> **Requisitos**: Atualize o trecho do texto sobre o ataque ao Charlie Hebdo que começa em "2015 estourou feito" e termina em "do Charlie Hebdo.", reproduzindo-o com "sede" no lugar de "redação".

> **Texto exibido**:
· · ·

2015 estourou feito tiro de AK-47 - e seus estilhaços ricochetearam a
partir do 11º arrondissement parisiense, na manhã de 7 de janeiro,
quando três terroristas abriram fogo contra a redação do Charlie Hebdo.
Entre 11 feridos e 12 mortos - incluindo Stéphane Charbonnier (o Charb,
diretor do semanário satírico desde 2009), Georges Wolinski (“o”
Wolinski), Jean Cabut (Cabu) e Bernard Velhac (Tignous) -, manifestações
de solidariedade marcaram as páginas internacionais nos últimos dias.
Além de vigílias Paris afora, tributos proliferaram internet adentro:
primeiro, je suis Charlie, em homenagem aos cartunistas assassinados; no
paralelo, not in my name, vindo de jovens muçulmanos, criticando as
motivações dos autores do atentado - que teriam ligações com a Al-Qaeda
no Iêmen.
Difícil dizer quem riu por último. Lembrada como uma revista
provocativa, satírica, “subversiva”, anticlerical e às vezes
antirreligiosa, Charlie Hebdo ironicamente foi quase “sacralizada” como
símbolo da liberdade de imprensa. Ironicamente, a última charge
rabiscada por Charb trazia um jihadista e a provocação: “França segue
sem atentados. Atenção, esperemos até o fim de janeiro para desejar
feliz ano-novo”. Ironicamente, Ahmed Merabet, o policial executado por
terroristas na Rue Nicolas Appert, era muçulmano, detalhe que evocou nas
mídias digitais as palavras atribuídas a Voltaire: “Posso não concordar
com uma só palavra sua, mas defenderei até a morte seu direito de
dizê-la”. Ironicamente, saiu pela culatra a tentativa de silenciar um
semanário polêmico, que se tornou alvo da fúria religiosa por publicar
charges de Maomé: dos 60 mil habituais, a próxima edição saltou para 1
milhão de exemplares, graças a uma vaquinha milionária feita por Le
Monde, Radio France, The Guardian, entre outros. Ironicamente, no dia 7
era lançado Soumission, controverso romance do escritor francês Michel
Houellebecq, que retrata uma França transformada num Estado islâmico
após a vitória de um novo partido em 2022 - muitos críticos consideraram
o livro islamofóbico.

· · ·

> **Registros**:
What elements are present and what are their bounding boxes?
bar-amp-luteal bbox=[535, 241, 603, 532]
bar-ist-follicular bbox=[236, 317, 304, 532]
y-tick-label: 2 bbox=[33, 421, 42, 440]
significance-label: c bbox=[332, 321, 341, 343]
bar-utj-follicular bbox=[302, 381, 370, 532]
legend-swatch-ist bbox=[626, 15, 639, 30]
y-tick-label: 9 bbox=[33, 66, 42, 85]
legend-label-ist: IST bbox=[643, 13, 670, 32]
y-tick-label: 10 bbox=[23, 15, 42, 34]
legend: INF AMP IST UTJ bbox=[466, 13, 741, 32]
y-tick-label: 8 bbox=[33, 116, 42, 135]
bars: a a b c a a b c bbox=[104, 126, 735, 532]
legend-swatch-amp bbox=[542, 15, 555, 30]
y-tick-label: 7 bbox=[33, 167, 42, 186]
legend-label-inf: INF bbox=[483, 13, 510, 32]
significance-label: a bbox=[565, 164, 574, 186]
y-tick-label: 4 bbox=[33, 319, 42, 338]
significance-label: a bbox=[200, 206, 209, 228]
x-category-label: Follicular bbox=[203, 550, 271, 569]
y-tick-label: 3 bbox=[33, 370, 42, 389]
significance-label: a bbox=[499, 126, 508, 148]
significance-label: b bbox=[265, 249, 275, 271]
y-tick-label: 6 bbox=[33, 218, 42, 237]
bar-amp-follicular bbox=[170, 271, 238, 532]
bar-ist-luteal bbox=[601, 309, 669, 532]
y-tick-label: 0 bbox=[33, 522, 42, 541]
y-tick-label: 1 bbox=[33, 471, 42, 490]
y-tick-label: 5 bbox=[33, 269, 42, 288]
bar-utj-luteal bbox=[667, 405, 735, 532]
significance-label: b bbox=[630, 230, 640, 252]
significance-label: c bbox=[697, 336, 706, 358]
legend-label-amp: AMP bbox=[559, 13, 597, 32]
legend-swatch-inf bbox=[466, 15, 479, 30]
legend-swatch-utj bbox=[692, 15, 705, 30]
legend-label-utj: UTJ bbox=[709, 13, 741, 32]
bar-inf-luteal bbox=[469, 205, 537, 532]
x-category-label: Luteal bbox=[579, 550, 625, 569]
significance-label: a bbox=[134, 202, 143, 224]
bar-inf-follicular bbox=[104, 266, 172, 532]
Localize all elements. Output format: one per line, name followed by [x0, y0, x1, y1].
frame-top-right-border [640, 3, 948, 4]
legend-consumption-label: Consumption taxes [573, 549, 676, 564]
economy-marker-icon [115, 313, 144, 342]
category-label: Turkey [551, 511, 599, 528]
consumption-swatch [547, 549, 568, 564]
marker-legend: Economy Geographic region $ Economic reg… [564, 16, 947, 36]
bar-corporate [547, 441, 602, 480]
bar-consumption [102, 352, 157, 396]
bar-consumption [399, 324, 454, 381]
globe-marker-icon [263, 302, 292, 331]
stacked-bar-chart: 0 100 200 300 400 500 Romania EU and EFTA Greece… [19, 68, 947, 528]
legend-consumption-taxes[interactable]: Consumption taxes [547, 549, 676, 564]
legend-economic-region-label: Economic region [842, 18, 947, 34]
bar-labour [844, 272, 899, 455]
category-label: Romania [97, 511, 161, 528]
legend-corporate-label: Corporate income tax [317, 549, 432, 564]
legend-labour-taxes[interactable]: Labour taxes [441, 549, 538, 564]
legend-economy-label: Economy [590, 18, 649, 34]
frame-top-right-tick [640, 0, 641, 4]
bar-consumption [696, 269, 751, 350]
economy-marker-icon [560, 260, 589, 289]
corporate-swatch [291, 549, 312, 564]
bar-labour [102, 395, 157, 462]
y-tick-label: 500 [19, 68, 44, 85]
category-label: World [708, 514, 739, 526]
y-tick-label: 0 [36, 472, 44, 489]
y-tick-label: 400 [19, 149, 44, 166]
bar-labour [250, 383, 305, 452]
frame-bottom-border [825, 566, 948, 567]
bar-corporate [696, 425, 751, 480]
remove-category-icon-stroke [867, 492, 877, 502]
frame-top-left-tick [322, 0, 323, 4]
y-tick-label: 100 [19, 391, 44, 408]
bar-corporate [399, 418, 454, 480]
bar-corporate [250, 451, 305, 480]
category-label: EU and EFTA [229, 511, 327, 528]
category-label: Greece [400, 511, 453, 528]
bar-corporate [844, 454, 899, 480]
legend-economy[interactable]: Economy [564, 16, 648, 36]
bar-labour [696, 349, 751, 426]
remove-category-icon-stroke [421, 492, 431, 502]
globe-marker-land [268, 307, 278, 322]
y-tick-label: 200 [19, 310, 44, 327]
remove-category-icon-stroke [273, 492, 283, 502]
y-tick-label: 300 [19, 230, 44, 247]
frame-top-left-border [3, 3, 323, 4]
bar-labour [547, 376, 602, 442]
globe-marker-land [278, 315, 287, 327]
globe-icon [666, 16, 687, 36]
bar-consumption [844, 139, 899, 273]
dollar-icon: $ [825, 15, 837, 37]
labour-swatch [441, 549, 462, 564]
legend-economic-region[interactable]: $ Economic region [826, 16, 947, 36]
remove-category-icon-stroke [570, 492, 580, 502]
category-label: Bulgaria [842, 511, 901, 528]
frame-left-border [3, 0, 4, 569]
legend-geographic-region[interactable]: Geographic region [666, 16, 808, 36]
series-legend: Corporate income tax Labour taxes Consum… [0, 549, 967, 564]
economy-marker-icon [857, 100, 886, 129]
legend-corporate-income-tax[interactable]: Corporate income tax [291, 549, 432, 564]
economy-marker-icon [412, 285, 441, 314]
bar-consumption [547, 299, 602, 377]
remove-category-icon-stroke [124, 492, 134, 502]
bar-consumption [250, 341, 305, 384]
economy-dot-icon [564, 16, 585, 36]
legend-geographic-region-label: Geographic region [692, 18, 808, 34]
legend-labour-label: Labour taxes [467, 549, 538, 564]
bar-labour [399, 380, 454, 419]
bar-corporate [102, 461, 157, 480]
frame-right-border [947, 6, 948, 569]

· · ·

> **Resposta**:
2015 estourou feito tiro de AK-47 - e seus estilhaços ricochetearam a
partir do 11º arrondissement parisiense, na manhã de 7 de janeiro,
quando três terroristas abriram fogo contra a sede do Charlie Hebdo.